- _Exercise description_:
State the number of lines below in which the word "Create" appears. Nothing else belongs in the answer.

- _Information shown_:
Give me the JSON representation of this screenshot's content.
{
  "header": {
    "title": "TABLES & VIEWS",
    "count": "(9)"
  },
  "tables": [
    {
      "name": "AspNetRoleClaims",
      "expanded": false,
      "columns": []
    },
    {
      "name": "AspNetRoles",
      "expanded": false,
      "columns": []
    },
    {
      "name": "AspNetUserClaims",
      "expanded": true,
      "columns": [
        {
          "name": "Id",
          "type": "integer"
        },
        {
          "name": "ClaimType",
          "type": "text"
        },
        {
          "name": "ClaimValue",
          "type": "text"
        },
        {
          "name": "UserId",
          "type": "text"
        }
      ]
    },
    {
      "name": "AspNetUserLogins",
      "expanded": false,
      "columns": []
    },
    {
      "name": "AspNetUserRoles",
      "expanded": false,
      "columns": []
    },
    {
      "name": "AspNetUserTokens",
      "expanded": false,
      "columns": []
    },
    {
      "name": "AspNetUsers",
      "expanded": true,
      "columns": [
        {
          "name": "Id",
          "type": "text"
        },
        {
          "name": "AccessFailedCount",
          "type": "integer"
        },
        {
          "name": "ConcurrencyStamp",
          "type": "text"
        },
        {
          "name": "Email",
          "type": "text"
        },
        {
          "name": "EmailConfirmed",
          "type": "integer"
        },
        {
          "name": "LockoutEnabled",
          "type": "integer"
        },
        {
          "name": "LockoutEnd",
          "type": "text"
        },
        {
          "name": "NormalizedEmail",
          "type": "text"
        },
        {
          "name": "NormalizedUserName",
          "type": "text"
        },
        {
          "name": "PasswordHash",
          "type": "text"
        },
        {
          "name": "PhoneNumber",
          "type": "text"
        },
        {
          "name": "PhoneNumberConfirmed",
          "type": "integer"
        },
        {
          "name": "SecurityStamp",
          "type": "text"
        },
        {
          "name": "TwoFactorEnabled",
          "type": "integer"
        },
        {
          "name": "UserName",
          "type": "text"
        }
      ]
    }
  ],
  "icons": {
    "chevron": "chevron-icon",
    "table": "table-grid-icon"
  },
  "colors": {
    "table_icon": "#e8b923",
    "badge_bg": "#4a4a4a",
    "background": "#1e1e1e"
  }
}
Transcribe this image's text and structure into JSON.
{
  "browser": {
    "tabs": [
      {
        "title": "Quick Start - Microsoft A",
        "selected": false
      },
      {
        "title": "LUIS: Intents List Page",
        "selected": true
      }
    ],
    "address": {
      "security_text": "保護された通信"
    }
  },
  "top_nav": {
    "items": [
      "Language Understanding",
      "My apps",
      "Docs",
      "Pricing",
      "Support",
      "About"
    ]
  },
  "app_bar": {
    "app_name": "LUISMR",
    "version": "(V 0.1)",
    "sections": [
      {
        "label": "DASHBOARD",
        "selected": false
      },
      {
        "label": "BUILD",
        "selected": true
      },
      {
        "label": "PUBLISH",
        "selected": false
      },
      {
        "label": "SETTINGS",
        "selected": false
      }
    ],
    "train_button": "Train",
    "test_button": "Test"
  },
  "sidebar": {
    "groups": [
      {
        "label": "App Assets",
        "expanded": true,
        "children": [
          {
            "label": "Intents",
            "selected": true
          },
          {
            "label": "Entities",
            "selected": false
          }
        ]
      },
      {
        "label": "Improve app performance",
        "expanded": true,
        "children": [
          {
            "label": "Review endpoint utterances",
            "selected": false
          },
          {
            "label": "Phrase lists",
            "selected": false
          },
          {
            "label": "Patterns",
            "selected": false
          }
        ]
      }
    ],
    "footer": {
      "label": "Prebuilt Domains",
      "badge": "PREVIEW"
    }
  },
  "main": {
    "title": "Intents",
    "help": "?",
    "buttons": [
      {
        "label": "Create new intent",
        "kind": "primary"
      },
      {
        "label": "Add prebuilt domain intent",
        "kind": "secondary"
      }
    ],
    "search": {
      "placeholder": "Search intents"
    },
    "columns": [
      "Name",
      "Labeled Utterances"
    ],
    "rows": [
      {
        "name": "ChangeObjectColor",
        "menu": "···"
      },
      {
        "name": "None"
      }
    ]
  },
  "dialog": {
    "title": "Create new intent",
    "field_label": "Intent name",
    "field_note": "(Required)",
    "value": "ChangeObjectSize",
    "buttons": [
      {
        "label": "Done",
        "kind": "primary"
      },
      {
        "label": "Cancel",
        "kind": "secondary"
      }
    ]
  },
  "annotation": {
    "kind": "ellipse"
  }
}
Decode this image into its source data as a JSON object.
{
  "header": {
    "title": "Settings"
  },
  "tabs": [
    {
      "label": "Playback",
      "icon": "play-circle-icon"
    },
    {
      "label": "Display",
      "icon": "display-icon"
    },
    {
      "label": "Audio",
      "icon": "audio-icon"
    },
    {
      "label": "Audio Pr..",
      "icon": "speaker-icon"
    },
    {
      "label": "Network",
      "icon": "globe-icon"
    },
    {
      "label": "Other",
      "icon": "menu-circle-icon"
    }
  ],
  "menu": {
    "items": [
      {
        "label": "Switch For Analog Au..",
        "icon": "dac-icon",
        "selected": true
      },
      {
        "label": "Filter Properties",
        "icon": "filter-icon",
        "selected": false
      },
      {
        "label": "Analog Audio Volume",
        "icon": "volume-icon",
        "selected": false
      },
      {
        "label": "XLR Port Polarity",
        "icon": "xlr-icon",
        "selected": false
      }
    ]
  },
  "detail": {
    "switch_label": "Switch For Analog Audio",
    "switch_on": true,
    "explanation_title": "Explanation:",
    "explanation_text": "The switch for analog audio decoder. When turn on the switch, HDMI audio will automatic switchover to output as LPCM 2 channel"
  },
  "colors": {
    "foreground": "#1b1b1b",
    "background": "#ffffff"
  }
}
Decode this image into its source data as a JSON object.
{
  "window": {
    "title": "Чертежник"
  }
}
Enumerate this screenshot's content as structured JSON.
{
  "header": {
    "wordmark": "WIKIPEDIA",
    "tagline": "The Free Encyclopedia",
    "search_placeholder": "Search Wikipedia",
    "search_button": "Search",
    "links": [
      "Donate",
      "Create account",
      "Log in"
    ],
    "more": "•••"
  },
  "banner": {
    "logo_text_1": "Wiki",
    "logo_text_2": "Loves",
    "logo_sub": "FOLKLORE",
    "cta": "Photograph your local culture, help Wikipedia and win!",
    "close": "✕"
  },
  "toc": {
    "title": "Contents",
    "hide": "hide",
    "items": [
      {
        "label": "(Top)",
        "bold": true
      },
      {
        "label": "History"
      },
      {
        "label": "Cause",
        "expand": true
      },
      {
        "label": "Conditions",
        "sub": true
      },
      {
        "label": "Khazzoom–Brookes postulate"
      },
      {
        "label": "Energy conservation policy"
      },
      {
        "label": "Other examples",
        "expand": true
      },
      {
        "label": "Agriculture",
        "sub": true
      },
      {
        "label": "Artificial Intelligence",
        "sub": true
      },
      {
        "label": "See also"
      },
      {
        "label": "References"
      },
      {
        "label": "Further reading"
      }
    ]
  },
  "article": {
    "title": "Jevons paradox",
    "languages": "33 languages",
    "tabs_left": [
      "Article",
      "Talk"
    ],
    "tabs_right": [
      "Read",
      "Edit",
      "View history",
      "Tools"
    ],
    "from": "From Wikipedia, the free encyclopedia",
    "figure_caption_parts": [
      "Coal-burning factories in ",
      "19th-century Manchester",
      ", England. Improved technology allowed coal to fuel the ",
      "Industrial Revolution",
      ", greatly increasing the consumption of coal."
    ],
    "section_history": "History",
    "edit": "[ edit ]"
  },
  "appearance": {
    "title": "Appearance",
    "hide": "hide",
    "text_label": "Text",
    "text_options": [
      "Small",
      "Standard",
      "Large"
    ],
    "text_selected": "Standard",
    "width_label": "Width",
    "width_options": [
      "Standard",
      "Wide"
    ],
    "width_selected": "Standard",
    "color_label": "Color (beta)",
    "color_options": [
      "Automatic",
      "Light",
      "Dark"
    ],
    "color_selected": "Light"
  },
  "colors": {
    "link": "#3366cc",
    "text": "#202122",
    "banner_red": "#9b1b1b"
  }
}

- _In response_:
3